Find the lines holding the string "this" in the data, then copy all of them.

----- ENTRIES PROVIDED

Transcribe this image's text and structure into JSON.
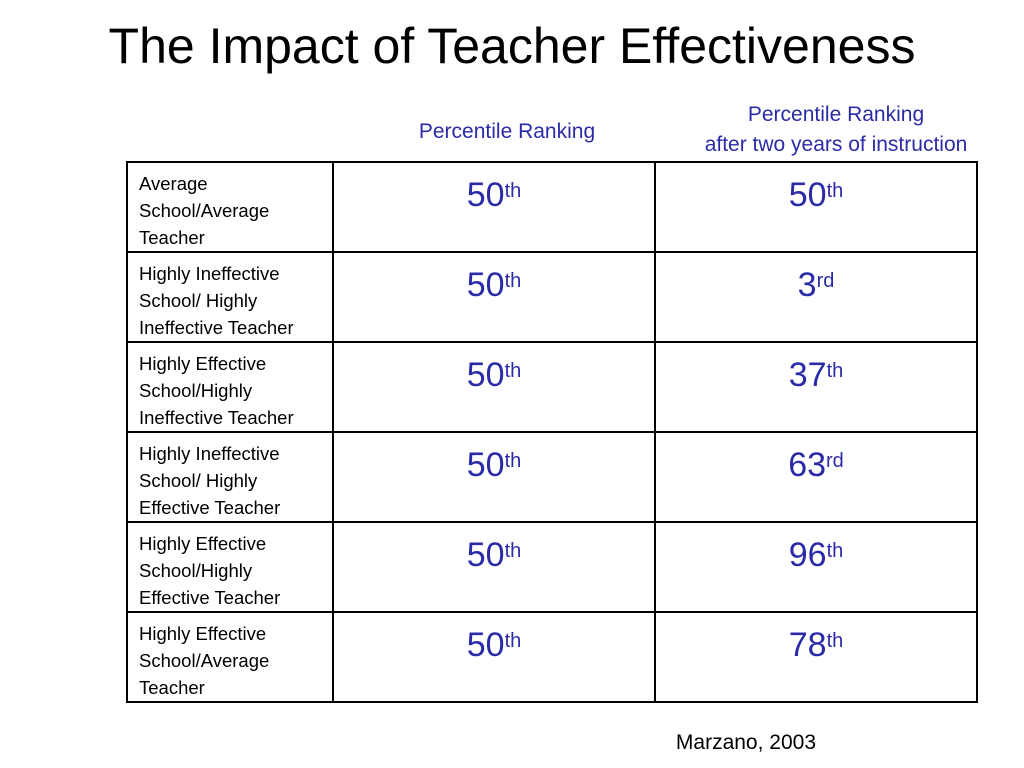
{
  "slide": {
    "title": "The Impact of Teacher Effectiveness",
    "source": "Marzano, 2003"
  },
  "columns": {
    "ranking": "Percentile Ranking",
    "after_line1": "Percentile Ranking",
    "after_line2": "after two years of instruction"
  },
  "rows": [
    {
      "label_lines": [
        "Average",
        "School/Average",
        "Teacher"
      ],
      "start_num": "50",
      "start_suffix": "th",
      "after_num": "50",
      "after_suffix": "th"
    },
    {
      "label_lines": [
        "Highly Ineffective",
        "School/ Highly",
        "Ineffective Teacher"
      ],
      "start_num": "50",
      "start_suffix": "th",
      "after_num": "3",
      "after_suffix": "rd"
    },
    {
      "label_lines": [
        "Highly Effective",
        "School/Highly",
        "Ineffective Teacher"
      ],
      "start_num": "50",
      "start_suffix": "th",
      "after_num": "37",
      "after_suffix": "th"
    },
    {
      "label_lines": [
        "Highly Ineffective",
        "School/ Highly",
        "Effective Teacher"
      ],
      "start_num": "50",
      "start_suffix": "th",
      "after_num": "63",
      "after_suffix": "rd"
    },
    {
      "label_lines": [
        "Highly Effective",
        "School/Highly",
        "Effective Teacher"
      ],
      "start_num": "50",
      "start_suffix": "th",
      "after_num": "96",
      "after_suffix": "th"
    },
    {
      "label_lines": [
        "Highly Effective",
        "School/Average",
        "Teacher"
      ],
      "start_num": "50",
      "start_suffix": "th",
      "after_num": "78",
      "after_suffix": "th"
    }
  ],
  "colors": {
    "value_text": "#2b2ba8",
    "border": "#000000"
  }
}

----------
----- ENTRIES PROVIDED

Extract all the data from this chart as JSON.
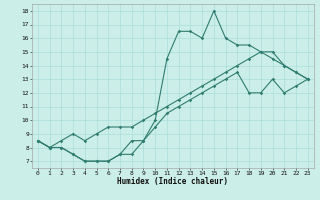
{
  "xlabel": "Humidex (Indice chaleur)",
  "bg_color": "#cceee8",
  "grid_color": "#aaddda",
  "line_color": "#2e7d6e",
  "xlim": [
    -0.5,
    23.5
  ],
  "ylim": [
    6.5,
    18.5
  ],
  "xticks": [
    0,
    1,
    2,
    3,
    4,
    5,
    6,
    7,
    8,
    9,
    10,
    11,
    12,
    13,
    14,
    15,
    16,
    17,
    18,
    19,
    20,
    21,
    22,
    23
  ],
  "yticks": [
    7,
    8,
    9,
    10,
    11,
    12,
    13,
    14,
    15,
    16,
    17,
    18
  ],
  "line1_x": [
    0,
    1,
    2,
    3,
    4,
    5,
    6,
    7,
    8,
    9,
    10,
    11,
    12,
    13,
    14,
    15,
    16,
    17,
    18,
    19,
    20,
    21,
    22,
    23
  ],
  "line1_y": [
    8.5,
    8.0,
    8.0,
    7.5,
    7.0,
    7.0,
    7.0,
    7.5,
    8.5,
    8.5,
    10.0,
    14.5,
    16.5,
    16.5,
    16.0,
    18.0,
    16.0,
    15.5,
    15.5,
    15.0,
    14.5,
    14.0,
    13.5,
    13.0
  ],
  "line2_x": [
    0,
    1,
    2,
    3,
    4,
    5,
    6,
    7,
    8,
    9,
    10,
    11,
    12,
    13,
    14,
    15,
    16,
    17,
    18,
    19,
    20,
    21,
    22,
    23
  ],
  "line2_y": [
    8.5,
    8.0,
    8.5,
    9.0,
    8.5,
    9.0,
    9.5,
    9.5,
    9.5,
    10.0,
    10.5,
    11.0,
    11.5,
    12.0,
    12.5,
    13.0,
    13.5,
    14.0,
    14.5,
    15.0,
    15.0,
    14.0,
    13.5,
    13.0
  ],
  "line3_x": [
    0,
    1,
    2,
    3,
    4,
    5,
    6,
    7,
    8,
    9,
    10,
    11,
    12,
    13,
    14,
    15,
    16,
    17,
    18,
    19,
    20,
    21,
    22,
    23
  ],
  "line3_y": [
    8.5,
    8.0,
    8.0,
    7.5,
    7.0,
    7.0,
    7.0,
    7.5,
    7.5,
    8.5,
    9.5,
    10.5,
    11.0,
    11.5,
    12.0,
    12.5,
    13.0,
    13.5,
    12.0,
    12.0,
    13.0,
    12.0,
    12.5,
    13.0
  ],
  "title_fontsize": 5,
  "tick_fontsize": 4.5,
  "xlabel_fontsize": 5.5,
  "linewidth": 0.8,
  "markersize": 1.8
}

----------

OUTPUT OF THE TASK
Transcribe this image's text and structure into JSON.
Extract all the data from this chart as JSON.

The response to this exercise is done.